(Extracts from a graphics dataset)
•••
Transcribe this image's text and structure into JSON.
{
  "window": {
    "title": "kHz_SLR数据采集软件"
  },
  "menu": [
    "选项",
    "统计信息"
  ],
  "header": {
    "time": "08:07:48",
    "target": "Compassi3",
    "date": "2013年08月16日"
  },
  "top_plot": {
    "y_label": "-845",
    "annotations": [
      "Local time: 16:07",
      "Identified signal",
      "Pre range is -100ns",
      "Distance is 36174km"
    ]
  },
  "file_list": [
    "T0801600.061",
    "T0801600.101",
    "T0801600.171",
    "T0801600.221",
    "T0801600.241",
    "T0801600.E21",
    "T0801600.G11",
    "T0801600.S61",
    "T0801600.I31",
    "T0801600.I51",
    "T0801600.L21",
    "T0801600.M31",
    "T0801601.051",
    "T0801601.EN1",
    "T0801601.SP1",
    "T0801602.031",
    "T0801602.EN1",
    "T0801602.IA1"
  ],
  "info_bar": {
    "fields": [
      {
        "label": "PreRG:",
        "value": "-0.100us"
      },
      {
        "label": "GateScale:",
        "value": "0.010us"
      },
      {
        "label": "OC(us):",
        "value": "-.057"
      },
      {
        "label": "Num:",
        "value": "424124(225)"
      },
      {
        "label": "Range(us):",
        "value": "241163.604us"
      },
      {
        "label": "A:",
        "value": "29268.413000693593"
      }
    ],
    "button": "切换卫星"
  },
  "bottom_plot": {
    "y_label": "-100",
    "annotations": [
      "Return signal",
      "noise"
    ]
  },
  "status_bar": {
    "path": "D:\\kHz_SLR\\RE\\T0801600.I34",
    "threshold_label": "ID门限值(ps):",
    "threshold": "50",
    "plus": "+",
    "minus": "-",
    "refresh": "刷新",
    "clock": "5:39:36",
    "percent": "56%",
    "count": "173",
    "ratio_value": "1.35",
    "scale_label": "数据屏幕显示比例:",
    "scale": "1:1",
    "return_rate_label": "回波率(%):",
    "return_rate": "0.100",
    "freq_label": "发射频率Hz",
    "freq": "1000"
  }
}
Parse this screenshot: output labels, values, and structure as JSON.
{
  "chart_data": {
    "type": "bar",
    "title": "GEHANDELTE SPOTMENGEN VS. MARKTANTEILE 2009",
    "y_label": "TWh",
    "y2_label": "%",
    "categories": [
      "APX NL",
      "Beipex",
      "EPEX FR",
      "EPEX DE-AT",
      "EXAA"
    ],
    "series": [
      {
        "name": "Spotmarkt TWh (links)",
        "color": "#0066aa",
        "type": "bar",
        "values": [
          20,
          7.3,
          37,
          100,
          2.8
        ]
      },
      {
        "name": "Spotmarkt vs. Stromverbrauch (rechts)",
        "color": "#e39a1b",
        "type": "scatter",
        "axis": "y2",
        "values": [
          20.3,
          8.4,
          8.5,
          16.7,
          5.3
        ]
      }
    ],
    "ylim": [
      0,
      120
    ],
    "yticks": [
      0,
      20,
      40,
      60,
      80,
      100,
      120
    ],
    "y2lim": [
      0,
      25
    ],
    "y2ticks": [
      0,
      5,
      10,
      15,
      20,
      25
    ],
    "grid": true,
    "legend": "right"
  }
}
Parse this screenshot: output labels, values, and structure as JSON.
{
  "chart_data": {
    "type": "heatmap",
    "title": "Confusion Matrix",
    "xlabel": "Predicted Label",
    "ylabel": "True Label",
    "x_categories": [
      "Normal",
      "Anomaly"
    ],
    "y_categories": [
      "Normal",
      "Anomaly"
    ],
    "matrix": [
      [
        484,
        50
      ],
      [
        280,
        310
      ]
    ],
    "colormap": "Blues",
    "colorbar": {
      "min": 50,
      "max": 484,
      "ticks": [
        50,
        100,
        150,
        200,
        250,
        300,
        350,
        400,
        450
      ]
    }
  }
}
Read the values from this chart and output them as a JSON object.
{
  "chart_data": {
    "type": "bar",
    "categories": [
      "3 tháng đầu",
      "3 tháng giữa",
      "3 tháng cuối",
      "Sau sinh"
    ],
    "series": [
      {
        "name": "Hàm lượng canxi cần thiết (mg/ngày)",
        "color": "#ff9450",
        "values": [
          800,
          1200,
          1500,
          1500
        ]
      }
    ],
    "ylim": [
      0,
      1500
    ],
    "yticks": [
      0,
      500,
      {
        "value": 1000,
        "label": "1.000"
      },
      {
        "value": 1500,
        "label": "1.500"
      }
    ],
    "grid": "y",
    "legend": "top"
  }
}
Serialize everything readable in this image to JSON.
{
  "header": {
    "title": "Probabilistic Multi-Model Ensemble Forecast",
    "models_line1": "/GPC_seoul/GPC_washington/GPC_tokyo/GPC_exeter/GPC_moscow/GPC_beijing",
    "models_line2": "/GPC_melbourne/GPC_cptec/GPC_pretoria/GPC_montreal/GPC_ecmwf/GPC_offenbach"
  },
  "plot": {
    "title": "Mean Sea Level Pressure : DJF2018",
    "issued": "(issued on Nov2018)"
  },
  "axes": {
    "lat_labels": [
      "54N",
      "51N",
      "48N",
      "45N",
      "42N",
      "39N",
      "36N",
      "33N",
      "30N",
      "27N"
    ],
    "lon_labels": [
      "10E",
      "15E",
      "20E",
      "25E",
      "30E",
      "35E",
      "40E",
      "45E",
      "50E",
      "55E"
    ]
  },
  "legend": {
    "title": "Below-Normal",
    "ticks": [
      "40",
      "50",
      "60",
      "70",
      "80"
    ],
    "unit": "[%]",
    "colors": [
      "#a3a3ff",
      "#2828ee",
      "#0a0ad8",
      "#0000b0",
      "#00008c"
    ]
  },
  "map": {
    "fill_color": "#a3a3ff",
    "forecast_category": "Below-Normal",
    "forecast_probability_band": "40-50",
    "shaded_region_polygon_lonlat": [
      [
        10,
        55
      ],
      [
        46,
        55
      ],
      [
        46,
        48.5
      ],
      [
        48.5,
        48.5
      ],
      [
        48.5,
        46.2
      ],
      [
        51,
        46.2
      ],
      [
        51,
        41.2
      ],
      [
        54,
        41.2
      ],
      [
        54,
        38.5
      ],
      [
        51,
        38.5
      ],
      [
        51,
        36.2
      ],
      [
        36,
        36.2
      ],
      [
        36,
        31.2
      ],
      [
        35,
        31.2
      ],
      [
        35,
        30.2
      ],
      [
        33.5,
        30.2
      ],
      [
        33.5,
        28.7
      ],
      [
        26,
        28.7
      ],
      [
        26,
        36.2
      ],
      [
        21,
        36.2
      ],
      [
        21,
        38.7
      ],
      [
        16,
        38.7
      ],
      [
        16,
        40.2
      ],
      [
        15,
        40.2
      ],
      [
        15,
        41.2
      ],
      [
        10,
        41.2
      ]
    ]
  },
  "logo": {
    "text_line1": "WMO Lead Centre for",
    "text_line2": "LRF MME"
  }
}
•••
YOUR INSTRUCTIONS => Pick out, from the lines above, every one that contains the string "JSON".

COMPLETE OUTPUT =>
Transcribe this image's text and structure into JSON.
Parse this screenshot: output labels, values, and structure as JSON.
Parse this screenshot: output labels, values, and structure as JSON.
Read the values from this chart and output them as a JSON object.
Serialize everything readable in this image to JSON.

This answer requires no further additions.